→ Items from a figure collection
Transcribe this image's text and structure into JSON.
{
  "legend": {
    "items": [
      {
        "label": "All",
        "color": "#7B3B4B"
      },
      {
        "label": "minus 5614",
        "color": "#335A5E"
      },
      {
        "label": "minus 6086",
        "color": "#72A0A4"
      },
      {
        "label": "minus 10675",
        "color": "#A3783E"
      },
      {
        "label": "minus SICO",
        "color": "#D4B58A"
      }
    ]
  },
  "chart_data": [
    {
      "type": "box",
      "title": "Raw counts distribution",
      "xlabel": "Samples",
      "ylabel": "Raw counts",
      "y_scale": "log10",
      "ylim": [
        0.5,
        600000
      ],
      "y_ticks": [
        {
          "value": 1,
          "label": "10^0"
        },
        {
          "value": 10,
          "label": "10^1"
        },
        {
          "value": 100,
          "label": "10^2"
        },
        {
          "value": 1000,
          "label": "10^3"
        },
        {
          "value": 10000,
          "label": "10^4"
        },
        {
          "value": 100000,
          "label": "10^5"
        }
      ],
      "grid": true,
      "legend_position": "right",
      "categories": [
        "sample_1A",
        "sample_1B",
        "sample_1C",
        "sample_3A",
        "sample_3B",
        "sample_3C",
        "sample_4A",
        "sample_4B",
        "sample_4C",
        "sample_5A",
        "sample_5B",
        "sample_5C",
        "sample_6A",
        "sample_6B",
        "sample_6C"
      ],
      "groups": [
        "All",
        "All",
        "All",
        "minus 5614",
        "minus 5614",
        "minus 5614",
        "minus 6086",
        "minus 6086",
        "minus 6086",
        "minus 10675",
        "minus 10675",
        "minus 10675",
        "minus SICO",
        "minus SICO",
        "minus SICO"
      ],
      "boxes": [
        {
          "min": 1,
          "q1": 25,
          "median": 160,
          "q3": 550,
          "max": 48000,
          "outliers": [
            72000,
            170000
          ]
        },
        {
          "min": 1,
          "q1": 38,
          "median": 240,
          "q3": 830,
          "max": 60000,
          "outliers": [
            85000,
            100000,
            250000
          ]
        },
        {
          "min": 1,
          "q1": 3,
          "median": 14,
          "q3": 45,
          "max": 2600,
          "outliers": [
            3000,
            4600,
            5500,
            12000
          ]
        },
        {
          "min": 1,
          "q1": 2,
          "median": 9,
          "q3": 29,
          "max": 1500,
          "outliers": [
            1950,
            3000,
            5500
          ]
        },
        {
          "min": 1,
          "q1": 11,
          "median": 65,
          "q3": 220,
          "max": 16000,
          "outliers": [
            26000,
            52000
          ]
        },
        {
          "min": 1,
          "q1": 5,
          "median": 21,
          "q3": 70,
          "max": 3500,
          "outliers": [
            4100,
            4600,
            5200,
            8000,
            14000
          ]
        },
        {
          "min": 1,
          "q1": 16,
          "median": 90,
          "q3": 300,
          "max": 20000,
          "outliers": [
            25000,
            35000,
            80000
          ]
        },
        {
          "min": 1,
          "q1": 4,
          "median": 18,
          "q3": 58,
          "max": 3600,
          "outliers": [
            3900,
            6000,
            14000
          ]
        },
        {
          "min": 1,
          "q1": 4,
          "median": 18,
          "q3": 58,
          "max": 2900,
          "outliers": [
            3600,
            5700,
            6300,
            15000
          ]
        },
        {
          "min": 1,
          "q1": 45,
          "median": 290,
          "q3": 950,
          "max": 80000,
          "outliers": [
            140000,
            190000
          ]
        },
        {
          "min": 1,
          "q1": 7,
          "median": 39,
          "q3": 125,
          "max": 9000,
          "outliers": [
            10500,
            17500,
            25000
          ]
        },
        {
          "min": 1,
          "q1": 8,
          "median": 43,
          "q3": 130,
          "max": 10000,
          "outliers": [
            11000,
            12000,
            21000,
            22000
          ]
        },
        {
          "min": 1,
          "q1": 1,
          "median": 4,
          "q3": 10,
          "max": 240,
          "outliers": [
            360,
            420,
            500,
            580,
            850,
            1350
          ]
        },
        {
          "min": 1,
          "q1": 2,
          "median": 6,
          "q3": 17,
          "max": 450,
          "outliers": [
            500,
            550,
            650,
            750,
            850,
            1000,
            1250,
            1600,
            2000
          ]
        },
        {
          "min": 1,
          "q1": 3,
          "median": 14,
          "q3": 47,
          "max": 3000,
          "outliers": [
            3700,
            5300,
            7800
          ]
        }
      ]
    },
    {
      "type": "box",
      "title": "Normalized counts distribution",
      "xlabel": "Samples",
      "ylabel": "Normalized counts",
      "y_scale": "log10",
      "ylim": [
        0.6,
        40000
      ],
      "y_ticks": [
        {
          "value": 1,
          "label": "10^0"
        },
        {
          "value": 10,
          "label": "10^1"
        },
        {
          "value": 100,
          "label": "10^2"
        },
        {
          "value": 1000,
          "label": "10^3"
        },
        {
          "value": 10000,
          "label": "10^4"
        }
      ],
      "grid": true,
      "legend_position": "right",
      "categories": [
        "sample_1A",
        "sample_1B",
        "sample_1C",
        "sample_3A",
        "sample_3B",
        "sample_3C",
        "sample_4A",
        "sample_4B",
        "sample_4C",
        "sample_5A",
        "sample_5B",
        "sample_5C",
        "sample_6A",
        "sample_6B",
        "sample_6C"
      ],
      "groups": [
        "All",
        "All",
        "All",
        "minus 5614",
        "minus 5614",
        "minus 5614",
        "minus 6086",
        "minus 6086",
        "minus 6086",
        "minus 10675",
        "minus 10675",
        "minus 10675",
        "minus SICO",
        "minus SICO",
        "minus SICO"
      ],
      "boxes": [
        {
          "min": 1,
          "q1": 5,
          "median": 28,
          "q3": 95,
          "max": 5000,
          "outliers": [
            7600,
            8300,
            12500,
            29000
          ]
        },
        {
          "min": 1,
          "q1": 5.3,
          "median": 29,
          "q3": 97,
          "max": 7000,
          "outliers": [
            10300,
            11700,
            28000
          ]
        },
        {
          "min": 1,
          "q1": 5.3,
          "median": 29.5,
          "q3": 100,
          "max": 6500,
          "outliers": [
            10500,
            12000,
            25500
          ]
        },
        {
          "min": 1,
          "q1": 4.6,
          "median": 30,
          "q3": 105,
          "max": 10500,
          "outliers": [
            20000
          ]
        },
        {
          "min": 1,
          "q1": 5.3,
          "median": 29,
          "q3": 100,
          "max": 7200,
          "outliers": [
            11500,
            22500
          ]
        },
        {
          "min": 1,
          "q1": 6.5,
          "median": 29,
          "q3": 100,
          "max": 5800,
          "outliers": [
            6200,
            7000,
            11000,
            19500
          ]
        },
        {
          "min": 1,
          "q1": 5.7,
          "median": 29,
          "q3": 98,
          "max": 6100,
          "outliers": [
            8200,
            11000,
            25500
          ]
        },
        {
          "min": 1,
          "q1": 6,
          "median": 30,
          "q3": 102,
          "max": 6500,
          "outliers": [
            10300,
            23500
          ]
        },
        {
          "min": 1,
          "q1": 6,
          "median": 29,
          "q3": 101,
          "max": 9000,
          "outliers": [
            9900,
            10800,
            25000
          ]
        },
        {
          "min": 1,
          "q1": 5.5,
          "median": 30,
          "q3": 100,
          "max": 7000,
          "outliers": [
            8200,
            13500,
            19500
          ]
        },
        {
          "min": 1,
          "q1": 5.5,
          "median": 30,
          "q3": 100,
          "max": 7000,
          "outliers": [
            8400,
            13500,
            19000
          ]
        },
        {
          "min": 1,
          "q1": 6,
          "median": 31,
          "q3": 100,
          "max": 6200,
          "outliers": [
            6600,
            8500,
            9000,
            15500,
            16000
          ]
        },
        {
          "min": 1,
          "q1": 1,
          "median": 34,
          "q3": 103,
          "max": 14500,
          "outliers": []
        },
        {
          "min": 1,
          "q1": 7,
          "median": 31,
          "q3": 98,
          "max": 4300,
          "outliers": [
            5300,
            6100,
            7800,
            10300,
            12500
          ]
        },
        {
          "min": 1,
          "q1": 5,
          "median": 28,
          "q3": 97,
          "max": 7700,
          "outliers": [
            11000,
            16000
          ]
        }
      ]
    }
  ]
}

→ Your instructions
Copy every line of the entries above in which "counts" occurs.

→ The output
      "title": "Raw counts distribution",
      "ylabel": "Raw counts",
      "title": "Normalized counts distribution",
      "ylabel": "Normalized counts",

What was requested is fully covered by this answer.